Exercise objective: Copy every line, leaving nothing out and adding nothing.

Extracts from a graphics dataset
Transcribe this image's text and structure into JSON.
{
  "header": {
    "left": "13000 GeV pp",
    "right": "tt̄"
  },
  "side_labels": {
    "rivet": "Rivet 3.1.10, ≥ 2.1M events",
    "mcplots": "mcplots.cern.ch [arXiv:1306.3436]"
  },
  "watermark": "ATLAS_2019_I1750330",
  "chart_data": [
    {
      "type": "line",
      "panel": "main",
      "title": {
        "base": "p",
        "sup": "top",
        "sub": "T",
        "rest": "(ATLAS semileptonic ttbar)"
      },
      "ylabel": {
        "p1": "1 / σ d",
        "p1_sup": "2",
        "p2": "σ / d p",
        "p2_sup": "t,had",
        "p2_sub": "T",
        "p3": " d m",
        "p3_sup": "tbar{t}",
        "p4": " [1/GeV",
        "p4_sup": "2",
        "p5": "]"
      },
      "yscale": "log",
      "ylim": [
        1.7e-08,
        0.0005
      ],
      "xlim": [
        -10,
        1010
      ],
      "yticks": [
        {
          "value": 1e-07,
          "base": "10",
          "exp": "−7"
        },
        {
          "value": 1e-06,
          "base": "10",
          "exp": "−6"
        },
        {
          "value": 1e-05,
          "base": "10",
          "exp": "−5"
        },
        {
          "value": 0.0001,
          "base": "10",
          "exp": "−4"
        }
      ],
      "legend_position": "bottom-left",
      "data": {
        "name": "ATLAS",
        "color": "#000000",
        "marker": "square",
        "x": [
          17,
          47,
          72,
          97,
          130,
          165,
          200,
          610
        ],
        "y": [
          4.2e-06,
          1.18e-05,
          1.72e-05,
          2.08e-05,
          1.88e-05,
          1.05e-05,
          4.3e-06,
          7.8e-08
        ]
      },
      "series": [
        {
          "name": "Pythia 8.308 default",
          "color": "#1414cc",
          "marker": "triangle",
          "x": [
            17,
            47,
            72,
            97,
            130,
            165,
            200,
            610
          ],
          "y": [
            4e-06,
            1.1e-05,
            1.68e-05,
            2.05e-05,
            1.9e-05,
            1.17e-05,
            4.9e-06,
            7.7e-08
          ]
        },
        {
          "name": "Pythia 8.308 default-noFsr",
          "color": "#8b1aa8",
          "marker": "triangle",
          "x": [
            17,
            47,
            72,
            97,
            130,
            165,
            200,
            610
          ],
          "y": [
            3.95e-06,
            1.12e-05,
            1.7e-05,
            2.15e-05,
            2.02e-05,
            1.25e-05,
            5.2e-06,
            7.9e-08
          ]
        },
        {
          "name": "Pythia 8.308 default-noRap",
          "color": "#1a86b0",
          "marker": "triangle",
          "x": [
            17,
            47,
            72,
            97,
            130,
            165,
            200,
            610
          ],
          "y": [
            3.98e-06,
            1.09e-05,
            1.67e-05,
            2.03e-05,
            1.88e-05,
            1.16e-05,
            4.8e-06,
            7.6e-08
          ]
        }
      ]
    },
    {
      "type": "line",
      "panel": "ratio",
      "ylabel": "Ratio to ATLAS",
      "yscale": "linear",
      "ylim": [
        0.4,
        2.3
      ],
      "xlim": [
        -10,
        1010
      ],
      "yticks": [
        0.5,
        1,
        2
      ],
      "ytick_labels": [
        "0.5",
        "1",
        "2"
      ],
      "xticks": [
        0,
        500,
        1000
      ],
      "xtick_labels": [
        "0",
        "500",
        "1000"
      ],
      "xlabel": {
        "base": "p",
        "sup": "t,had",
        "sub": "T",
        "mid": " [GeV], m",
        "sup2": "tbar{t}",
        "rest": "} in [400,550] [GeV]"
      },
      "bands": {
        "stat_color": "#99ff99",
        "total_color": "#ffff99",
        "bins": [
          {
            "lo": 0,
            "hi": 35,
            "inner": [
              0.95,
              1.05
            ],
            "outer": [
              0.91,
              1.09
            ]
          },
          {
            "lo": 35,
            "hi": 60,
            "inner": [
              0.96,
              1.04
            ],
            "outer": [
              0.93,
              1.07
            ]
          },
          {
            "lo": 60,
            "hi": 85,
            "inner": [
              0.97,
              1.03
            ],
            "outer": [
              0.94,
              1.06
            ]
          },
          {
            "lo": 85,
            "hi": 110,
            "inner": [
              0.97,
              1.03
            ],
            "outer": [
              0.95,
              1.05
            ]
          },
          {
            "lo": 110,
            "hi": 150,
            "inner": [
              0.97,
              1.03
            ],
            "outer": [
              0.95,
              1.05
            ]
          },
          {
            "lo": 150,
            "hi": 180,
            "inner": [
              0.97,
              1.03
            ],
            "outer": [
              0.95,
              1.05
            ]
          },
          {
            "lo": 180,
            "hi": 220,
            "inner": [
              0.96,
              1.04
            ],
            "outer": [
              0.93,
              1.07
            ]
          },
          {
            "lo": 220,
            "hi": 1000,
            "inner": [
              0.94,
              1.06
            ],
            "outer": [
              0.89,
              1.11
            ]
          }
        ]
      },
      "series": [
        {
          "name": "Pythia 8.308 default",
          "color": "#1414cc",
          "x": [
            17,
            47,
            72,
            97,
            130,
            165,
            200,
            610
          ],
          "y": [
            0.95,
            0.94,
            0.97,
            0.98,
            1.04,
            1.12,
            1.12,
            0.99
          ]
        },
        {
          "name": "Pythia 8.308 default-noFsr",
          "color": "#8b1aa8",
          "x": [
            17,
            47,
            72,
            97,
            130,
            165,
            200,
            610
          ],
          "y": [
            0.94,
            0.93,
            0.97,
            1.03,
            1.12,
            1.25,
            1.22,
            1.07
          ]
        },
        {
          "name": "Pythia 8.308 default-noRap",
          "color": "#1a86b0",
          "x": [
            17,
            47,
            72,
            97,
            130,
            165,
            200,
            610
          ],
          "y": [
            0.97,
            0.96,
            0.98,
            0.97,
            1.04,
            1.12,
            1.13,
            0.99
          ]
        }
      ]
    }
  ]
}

Solution to this task:
Transcribe this image's text and structure into JSON.
{
  "header": {
    "left": "13000 GeV pp",
    "right": "tt̄"
  },
  "side_labels": {
    "rivet": "Rivet 3.1.10, ≥ 2.1M events",
    "mcplots": "mcplots.cern.ch [arXiv:1306.3436]"
  },
  "watermark": "ATLAS_2019_I1750330",
  "chart_data": [
    {
      "type": "line",
      "panel": "main",
      "title": {
        "base": "p",
        "sup": "top",
        "sub": "T",
        "rest": "(ATLAS semileptonic ttbar)"
      },
      "ylabel": {
        "p1": "1 / σ d",
        "p1_sup": "2",
        "p2": "σ / d p",
        "p2_sup": "t,had",
        "p2_sub": "T",
        "p3": " d m",
        "p3_sup": "tbar{t}",
        "p4": " [1/GeV",
        "p4_sup": "2",
        "p5": "]"
      },
      "yscale": "log",
      "ylim": [
        1.7e-08,
        0.0005
      ],
      "xlim": [
        -10,
        1010
      ],
      "yticks": [
        {
          "value": 1e-07,
          "base": "10",
          "exp": "−7"
        },
        {
          "value": 1e-06,
          "base": "10",
          "exp": "−6"
        },
        {
          "value": 1e-05,
          "base": "10",
          "exp": "−5"
        },
        {
          "value": 0.0001,
          "base": "10",
          "exp": "−4"
        }
      ],
      "legend_position": "bottom-left",
      "data": {
        "name": "ATLAS",
        "color": "#000000",
        "marker": "square",
        "x": [
          17,
          47,
          72,
          97,
          130,
          165,
          200,
          610
        ],
        "y": [
          4.2e-06,
          1.18e-05,
          1.72e-05,
          2.08e-05,
          1.88e-05,
          1.05e-05,
          4.3e-06,
          7.8e-08
        ]
      },
      "series": [
        {
          "name": "Pythia 8.308 default",
          "color": "#1414cc",
          "marker": "triangle",
          "x": [
            17,
            47,
            72,
            97,
            130,
            165,
            200,
            610
          ],
          "y": [
            4e-06,
            1.1e-05,
            1.68e-05,
            2.05e-05,
            1.9e-05,
            1.17e-05,
            4.9e-06,
            7.7e-08
          ]
        },
        {
          "name": "Pythia 8.308 default-noFsr",
          "color": "#8b1aa8",
          "marker": "triangle",
          "x": [
            17,
            47,
            72,
            97,
            130,
            165,
            200,
            610
          ],
          "y": [
            3.95e-06,
            1.12e-05,
            1.7e-05,
            2.15e-05,
            2.02e-05,
            1.25e-05,
            5.2e-06,
            7.9e-08
          ]
        },
        {
          "name": "Pythia 8.308 default-noRap",
          "color": "#1a86b0",
          "marker": "triangle",
          "x": [
            17,
            47,
            72,
            97,
            130,
            165,
            200,
            610
          ],
          "y": [
            3.98e-06,
            1.09e-05,
            1.67e-05,
            2.03e-05,
            1.88e-05,
            1.16e-05,
            4.8e-06,
            7.6e-08
          ]
        }
      ]
    },
    {
      "type": "line",
      "panel": "ratio",
      "ylabel": "Ratio to ATLAS",
      "yscale": "linear",
      "ylim": [
        0.4,
        2.3
      ],
      "xlim": [
        -10,
        1010
      ],
      "yticks": [
        0.5,
        1,
        2
      ],
      "ytick_labels": [
        "0.5",
        "1",
        "2"
      ],
      "xticks": [
        0,
        500,
        1000
      ],
      "xtick_labels": [
        "0",
        "500",
        "1000"
      ],
      "xlabel": {
        "base": "p",
        "sup": "t,had",
        "sub": "T",
        "mid": " [GeV], m",
        "sup2": "tbar{t}",
        "rest": "} in [400,550] [GeV]"
      },
      "bands": {
        "stat_color": "#99ff99",
        "total_color": "#ffff99",
        "bins": [
          {
            "lo": 0,
            "hi": 35,
            "inner": [
              0.95,
              1.05
            ],
            "outer": [
              0.91,
              1.09
            ]
          },
          {
            "lo": 35,
            "hi": 60,
            "inner": [
              0.96,
              1.04
            ],
            "outer": [
              0.93,
              1.07
            ]
          },
          {
            "lo": 60,
            "hi": 85,
            "inner": [
              0.97,
              1.03
            ],
            "outer": [
              0.94,
              1.06
            ]
          },
          {
            "lo": 85,
            "hi": 110,
            "inner": [
              0.97,
              1.03
            ],
            "outer": [
              0.95,
              1.05
            ]
          },
          {
            "lo": 110,
            "hi": 150,
            "inner": [
              0.97,
              1.03
            ],
            "outer": [
              0.95,
              1.05
            ]
          },
          {
            "lo": 150,
            "hi": 180,
            "inner": [
              0.97,
              1.03
            ],
            "outer": [
              0.95,
              1.05
            ]
          },
          {
            "lo": 180,
            "hi": 220,
            "inner": [
              0.96,
              1.04
            ],
            "outer": [
              0.93,
              1.07
            ]
          },
          {
            "lo": 220,
            "hi": 1000,
            "inner": [
              0.94,
              1.06
            ],
            "outer": [
              0.89,
              1.11
            ]
          }
        ]
      },
      "series": [
        {
          "name": "Pythia 8.308 default",
          "color": "#1414cc",
          "x": [
            17,
            47,
            72,
            97,
            130,
            165,
            200,
            610
          ],
          "y": [
            0.95,
            0.94,
            0.97,
            0.98,
            1.04,
            1.12,
            1.12,
            0.99
          ]
        },
        {
          "name": "Pythia 8.308 default-noFsr",
          "color": "#8b1aa8",
          "x": [
            17,
            47,
            72,
            97,
            130,
            165,
            200,
            610
          ],
          "y": [
            0.94,
            0.93,
            0.97,
            1.03,
            1.12,
            1.25,
            1.22,
            1.07
          ]
        },
        {
          "name": "Pythia 8.308 default-noRap",
          "color": "#1a86b0",
          "x": [
            17,
            47,
            72,
            97,
            130,
            165,
            200,
            610
          ],
          "y": [
            0.97,
            0.96,
            0.98,
            0.97,
            1.04,
            1.12,
            1.13,
            0.99
          ]
        }
      ]
    }
  ]
}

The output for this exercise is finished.